• [BRIEF] Check every line of the data below for the string "coin", and copy the ones that hold it.

[Data items]

[Begin]

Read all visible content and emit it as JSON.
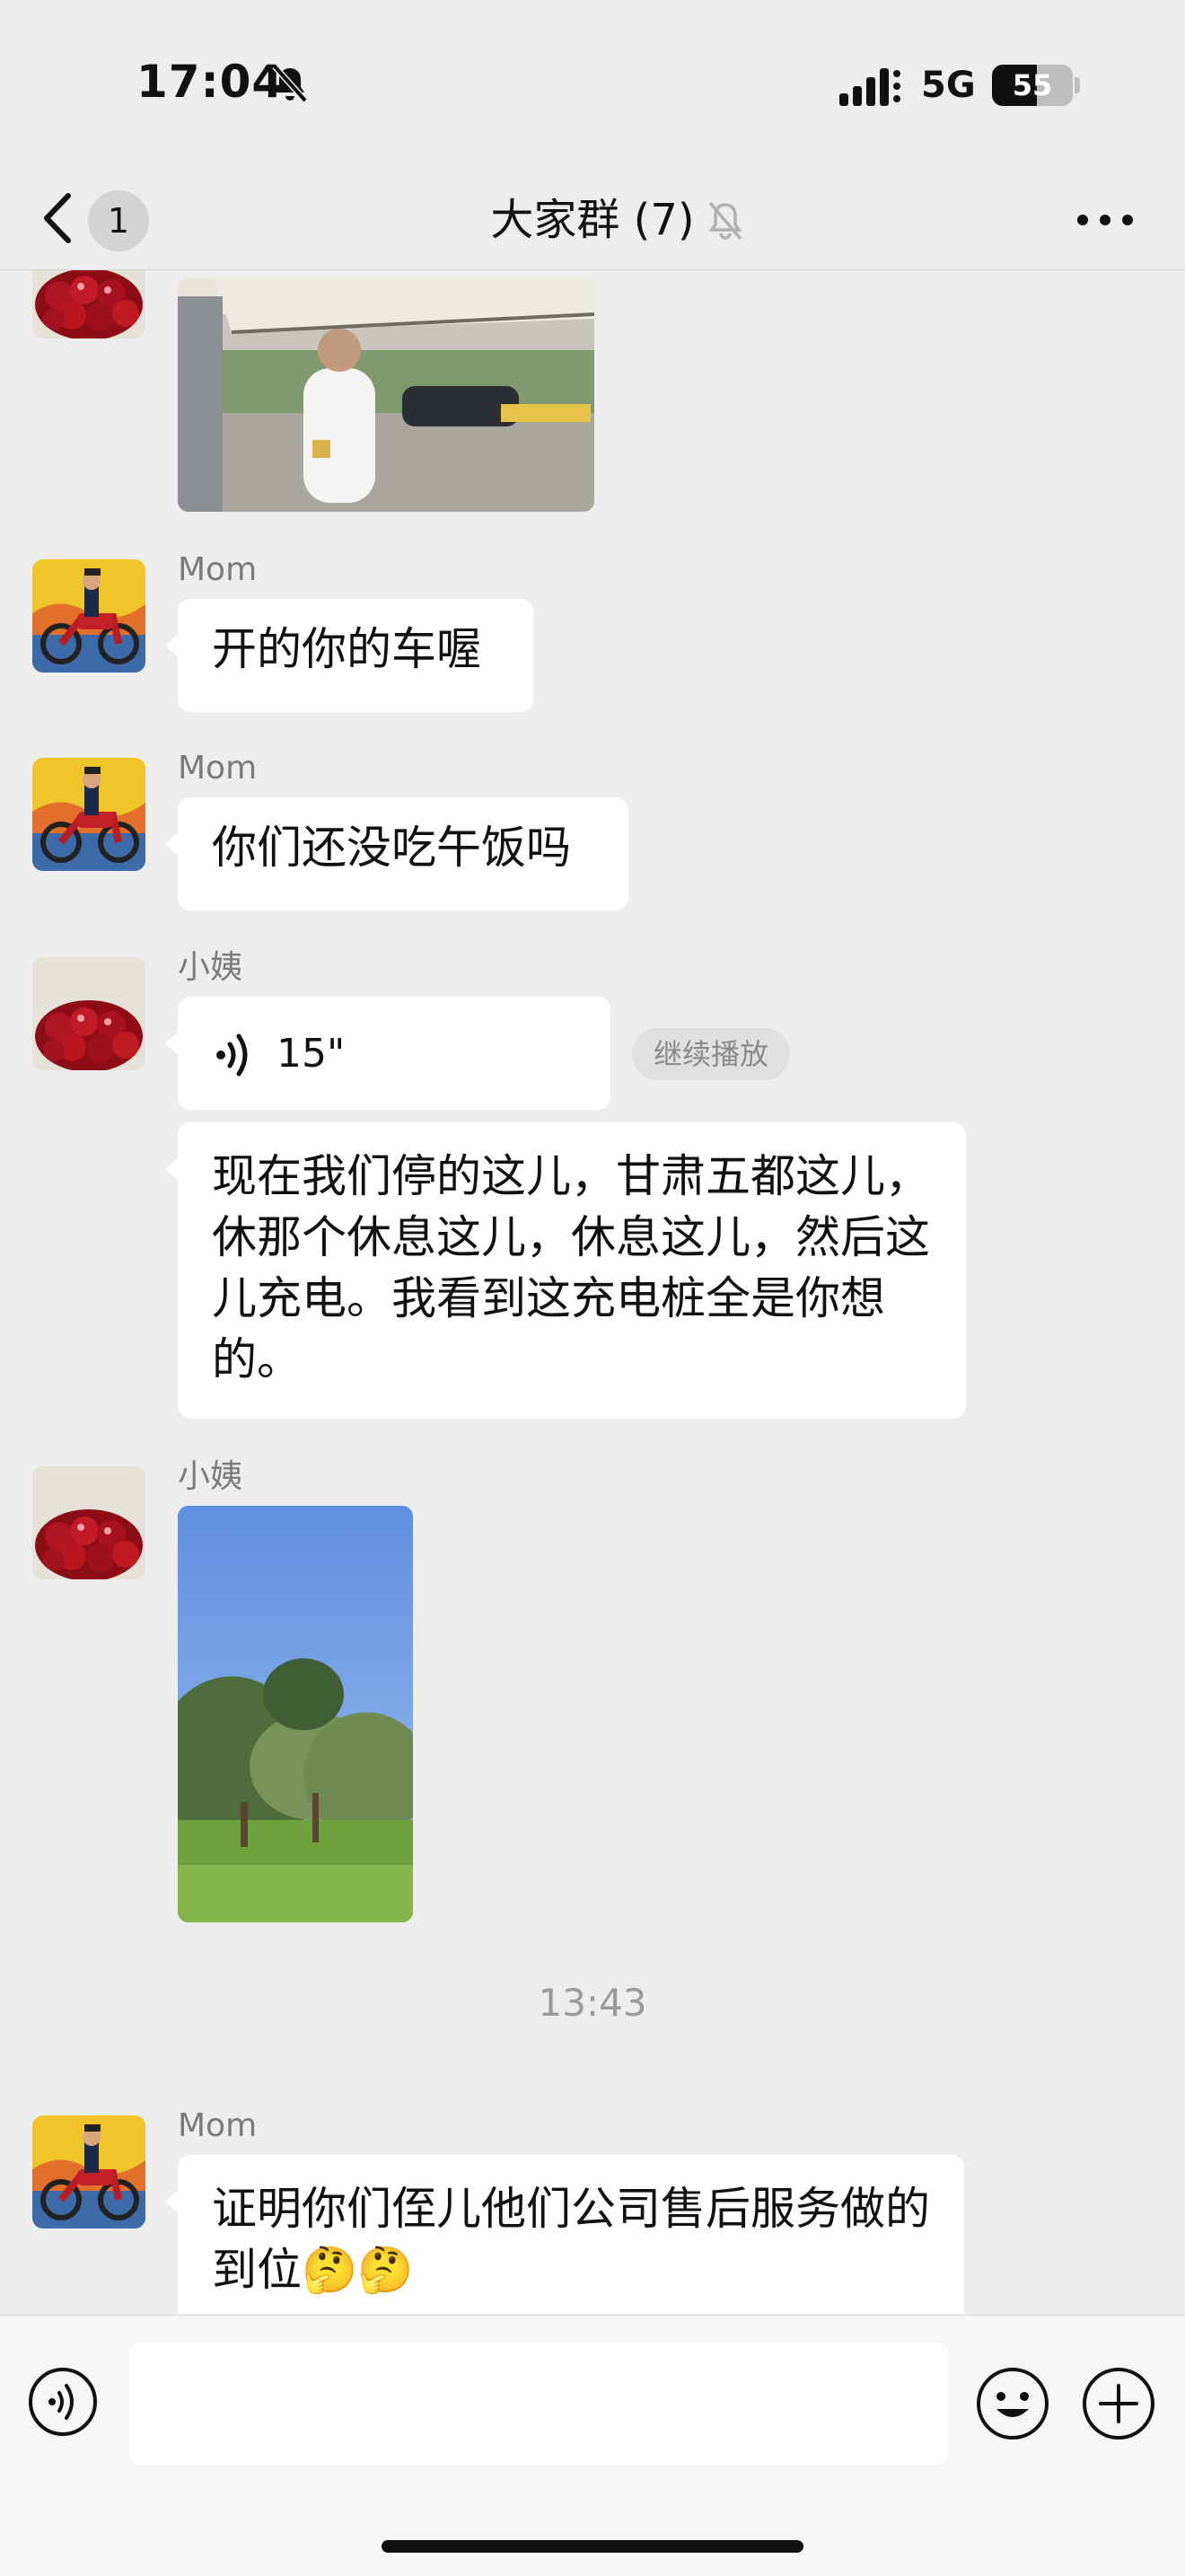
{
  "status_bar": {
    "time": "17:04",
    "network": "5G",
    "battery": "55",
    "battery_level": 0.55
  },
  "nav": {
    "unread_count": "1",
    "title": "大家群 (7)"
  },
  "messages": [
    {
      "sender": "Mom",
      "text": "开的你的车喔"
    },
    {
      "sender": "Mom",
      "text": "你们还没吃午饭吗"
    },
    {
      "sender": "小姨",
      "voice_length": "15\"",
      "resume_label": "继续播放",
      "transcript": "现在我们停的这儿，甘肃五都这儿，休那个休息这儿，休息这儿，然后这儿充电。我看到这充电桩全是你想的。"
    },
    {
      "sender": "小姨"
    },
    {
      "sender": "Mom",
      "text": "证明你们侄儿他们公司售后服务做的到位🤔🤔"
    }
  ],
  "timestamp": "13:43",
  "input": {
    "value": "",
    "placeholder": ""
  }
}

[End]
[Begin]

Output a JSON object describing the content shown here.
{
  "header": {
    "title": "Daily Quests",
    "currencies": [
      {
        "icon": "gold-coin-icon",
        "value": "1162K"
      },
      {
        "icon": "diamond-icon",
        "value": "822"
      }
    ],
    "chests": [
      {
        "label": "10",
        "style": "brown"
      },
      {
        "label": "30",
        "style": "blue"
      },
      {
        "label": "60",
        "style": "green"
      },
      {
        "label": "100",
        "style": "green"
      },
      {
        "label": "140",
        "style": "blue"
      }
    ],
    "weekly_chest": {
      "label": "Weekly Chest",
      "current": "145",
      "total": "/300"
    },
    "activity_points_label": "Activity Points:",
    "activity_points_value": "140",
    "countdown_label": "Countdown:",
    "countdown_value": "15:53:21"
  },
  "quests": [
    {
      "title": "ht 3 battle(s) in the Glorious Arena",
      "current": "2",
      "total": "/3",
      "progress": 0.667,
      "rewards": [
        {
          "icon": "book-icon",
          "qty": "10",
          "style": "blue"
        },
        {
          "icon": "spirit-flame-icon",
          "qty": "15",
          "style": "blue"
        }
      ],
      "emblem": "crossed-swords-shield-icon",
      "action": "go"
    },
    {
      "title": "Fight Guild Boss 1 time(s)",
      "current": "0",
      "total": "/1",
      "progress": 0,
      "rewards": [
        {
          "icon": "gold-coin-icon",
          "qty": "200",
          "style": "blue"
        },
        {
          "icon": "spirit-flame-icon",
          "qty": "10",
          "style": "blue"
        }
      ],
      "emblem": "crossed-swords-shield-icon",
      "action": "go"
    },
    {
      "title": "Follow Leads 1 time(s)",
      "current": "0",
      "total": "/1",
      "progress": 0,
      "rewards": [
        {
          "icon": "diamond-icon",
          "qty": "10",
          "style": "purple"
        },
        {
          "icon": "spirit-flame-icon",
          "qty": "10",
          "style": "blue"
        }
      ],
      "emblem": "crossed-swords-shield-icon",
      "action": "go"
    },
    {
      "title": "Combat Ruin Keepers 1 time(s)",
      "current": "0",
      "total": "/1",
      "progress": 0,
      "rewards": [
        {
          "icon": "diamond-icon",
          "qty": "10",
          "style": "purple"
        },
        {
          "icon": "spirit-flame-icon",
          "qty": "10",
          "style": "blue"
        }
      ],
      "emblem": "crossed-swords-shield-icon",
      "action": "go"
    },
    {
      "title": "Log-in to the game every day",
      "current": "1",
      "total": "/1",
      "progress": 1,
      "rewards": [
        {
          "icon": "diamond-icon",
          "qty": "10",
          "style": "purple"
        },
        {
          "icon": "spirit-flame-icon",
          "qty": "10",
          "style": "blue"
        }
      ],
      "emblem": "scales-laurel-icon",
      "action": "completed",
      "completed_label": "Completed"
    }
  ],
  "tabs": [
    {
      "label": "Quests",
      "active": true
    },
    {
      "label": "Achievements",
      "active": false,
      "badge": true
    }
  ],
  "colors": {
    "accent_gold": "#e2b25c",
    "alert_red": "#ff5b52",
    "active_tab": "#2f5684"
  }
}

[End]

• [COMPLETED TASK]
        "icon": "gold-coin-icon",
          "icon": "gold-coin-icon",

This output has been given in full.